**To be done**
From the entries below, gather every line containing the string "Investment".

**Input**

····················

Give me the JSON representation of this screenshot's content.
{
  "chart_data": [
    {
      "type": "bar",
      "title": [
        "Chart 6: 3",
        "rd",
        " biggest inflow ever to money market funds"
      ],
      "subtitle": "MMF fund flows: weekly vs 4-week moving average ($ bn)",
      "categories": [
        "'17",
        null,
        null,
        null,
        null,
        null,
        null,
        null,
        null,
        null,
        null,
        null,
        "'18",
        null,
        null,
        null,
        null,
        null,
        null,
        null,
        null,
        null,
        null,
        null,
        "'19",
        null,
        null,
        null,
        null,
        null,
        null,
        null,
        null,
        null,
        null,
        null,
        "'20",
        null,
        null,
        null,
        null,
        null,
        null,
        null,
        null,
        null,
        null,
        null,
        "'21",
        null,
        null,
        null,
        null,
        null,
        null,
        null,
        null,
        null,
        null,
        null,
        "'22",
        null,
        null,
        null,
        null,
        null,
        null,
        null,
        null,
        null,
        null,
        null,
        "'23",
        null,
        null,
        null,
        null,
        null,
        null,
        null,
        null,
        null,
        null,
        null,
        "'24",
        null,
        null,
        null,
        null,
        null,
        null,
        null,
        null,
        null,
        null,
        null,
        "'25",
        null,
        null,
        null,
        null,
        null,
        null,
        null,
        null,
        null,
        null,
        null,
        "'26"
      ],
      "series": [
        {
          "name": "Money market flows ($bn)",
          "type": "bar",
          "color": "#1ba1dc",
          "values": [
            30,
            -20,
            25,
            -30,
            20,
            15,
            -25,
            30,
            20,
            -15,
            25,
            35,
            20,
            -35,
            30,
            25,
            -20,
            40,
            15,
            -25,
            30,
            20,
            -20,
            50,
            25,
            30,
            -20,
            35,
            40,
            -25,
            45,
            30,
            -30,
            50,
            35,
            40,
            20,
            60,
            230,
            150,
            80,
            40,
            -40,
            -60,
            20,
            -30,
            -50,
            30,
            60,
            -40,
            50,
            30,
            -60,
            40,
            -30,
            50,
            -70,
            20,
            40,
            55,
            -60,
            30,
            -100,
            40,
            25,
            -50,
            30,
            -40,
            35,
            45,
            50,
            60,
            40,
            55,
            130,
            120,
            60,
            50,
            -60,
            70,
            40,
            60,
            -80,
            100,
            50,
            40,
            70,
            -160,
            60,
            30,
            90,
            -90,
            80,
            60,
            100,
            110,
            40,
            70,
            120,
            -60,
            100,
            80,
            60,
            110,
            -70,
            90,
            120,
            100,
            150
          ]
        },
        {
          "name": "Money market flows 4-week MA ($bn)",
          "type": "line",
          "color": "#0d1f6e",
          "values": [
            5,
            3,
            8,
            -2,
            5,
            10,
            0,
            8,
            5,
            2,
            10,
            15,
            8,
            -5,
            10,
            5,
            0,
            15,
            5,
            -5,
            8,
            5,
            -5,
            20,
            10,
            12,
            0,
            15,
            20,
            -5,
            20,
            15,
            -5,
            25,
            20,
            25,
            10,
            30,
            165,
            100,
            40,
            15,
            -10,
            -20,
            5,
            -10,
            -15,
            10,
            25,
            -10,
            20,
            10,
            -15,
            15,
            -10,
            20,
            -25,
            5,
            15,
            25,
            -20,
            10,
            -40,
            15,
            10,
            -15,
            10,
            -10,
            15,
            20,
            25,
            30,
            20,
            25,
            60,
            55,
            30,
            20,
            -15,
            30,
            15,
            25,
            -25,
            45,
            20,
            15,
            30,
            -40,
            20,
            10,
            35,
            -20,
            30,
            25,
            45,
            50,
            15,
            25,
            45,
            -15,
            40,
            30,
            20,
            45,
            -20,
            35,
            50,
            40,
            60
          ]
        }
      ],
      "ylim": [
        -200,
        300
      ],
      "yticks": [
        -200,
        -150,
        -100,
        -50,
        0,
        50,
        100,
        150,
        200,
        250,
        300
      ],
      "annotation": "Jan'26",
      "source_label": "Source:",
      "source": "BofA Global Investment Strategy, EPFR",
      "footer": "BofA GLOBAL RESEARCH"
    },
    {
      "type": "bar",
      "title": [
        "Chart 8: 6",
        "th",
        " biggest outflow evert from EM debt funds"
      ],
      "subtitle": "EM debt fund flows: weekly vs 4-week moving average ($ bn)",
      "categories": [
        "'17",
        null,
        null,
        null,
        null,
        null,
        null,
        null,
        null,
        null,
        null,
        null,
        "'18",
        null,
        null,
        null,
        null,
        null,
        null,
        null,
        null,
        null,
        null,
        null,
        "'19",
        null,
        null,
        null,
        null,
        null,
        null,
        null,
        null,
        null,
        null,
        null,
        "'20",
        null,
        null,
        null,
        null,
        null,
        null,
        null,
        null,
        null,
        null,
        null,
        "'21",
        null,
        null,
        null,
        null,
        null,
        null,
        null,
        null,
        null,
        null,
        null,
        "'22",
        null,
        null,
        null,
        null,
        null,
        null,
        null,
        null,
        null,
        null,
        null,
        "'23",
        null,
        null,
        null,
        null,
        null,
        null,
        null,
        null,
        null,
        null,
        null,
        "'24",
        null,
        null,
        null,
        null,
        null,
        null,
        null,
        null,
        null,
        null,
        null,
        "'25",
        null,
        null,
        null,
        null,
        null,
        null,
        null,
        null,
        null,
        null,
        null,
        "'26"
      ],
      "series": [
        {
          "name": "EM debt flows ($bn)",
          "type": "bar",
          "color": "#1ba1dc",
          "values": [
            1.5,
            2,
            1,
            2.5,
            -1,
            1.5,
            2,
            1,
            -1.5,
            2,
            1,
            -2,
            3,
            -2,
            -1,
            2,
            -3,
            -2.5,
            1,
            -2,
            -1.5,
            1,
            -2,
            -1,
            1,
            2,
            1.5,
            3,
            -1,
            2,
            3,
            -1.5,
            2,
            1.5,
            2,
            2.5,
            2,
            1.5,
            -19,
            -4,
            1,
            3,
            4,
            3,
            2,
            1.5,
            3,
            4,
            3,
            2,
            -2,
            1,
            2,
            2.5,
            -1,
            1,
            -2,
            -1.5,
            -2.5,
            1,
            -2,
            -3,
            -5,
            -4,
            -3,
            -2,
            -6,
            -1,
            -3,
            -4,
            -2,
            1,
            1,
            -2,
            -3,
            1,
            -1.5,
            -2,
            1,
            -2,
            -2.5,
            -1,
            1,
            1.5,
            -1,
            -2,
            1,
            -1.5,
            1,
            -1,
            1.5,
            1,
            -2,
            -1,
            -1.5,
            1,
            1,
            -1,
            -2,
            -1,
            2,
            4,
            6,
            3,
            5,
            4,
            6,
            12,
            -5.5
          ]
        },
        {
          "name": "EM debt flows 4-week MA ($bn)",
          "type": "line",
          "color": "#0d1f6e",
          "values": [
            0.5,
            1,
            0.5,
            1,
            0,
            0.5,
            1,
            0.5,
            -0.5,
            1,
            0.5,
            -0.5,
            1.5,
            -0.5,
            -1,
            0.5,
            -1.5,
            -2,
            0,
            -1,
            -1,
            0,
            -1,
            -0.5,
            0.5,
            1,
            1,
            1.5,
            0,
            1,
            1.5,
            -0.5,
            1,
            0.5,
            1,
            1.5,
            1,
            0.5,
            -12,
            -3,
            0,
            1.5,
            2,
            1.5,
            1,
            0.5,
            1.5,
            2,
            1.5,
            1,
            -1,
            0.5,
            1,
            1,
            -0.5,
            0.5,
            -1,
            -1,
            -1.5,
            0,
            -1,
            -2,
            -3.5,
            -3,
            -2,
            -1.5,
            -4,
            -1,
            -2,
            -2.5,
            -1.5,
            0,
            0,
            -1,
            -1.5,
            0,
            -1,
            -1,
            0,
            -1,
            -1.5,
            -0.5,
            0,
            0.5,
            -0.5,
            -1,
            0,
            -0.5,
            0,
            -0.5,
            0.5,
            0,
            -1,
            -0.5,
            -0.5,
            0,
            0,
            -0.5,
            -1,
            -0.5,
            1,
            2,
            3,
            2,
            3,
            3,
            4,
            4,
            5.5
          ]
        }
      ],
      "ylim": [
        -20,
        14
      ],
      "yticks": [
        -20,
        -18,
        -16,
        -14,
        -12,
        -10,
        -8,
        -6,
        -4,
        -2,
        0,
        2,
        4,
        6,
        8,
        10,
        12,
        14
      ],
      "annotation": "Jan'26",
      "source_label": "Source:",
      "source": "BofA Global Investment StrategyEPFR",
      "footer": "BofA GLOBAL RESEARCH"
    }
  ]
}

····················

**Finished task**
      "source": "BofA Global Investment Strategy, EPFR",
      "source": "BofA Global Investment StrategyEPFR",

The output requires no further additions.